(Data excerpts)
+++
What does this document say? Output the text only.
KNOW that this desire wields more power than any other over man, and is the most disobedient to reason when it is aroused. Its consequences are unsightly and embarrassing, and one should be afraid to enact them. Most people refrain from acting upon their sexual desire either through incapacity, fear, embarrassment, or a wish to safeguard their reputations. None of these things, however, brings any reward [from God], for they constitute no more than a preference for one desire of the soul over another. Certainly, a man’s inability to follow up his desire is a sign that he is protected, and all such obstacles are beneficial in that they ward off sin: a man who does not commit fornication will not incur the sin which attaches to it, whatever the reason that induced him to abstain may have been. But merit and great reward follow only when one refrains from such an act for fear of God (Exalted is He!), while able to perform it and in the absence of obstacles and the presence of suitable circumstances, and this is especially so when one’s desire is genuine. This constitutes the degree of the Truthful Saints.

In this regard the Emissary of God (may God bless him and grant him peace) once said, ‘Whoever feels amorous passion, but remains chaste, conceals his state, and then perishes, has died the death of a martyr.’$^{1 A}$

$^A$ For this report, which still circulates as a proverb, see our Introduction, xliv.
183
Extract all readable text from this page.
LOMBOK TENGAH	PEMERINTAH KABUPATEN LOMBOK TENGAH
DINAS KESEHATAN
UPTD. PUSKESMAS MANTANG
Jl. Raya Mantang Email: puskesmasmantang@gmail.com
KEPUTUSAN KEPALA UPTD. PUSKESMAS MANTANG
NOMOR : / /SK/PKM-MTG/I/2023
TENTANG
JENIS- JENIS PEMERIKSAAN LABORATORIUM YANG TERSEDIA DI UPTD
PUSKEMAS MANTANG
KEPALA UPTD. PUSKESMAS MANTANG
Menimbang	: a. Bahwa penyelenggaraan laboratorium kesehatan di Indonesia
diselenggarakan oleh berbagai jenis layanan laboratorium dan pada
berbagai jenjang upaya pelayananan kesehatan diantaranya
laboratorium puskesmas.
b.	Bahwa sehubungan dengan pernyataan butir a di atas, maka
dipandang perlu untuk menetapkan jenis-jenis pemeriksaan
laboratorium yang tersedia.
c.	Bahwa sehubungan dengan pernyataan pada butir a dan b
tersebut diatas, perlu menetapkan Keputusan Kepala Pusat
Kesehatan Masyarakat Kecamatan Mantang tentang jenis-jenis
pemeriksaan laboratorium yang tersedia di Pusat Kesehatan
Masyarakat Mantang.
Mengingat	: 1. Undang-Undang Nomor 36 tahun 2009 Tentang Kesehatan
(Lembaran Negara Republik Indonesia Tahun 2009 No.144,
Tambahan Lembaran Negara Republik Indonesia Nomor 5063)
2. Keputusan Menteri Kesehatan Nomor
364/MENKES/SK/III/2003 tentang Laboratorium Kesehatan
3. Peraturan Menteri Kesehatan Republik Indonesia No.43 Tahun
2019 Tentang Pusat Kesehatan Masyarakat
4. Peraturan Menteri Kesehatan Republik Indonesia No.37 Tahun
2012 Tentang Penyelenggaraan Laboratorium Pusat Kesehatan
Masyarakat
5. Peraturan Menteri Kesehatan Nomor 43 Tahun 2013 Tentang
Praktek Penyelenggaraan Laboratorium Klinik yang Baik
+++
**Brief:** Reproduce the material above without altering a single character.

**Exercise answer:**
What does this document say? Output the text only.
KNOW that this desire wields more power than any other over man, and is the most disobedient to reason when it is aroused. Its consequences are unsightly and embarrassing, and one should be afraid to enact them. Most people refrain from acting upon their sexual desire either through incapacity, fear, embarrassment, or a wish to safeguard their reputations. None of these things, however, brings any reward [from God], for they constitute no more than a preference for one desire of the soul over another. Certainly, a man’s inability to follow up his desire is a sign that he is protected, and all such obstacles are beneficial in that they ward off sin: a man who does not commit fornication will not incur the sin which attaches to it, whatever the reason that induced him to abstain may have been. But merit and great reward follow only when one refrains from such an act for fear of God (Exalted is He!), while able to perform it and in the absence of obstacles and the presence of suitable circumstances, and this is especially so when one’s desire is genuine. This constitutes the degree of the Truthful Saints.

In this regard the Emissary of God (may God bless him and grant him peace) once said, ‘Whoever feels amorous passion, but remains chaste, conceals his state, and then perishes, has died the death of a martyr.’$^{1 A}$

$^A$ For this report, which still circulates as a proverb, see our Introduction, xliv.
183
Extract all readable text from this page.
LOMBOK TENGAH	PEMERINTAH KABUPATEN LOMBOK TENGAH
DINAS KESEHATAN
UPTD. PUSKESMAS MANTANG
Jl. Raya Mantang Email: puskesmasmantang@gmail.com
KEPUTUSAN KEPALA UPTD. PUSKESMAS MANTANG
NOMOR : / /SK/PKM-MTG/I/2023
TENTANG
JENIS- JENIS PEMERIKSAAN LABORATORIUM YANG TERSEDIA DI UPTD
PUSKEMAS MANTANG
KEPALA UPTD. PUSKESMAS MANTANG
Menimbang	: a. Bahwa penyelenggaraan laboratorium kesehatan di Indonesia
diselenggarakan oleh berbagai jenis layanan laboratorium dan pada
berbagai jenjang upaya pelayananan kesehatan diantaranya
laboratorium puskesmas.
b.	Bahwa sehubungan dengan pernyataan butir a di atas, maka
dipandang perlu untuk menetapkan jenis-jenis pemeriksaan
laboratorium yang tersedia.
c.	Bahwa sehubungan dengan pernyataan pada butir a dan b
tersebut diatas, perlu menetapkan Keputusan Kepala Pusat
Kesehatan Masyarakat Kecamatan Mantang tentang jenis-jenis
pemeriksaan laboratorium yang tersedia di Pusat Kesehatan
Masyarakat Mantang.
Mengingat	: 1. Undang-Undang Nomor 36 tahun 2009 Tentang Kesehatan
(Lembaran Negara Republik Indonesia Tahun 2009 No.144,
Tambahan Lembaran Negara Republik Indonesia Nomor 5063)
2. Keputusan Menteri Kesehatan Nomor
364/MENKES/SK/III/2003 tentang Laboratorium Kesehatan
3. Peraturan Menteri Kesehatan Republik Indonesia No.43 Tahun
2019 Tentang Pusat Kesehatan Masyarakat
4. Peraturan Menteri Kesehatan Republik Indonesia No.37 Tahun
2012 Tentang Penyelenggaraan Laboratorium Pusat Kesehatan
Masyarakat
5. Peraturan Menteri Kesehatan Nomor 43 Tahun 2013 Tentang
Praktek Penyelenggaraan Laboratorium Klinik yang Baik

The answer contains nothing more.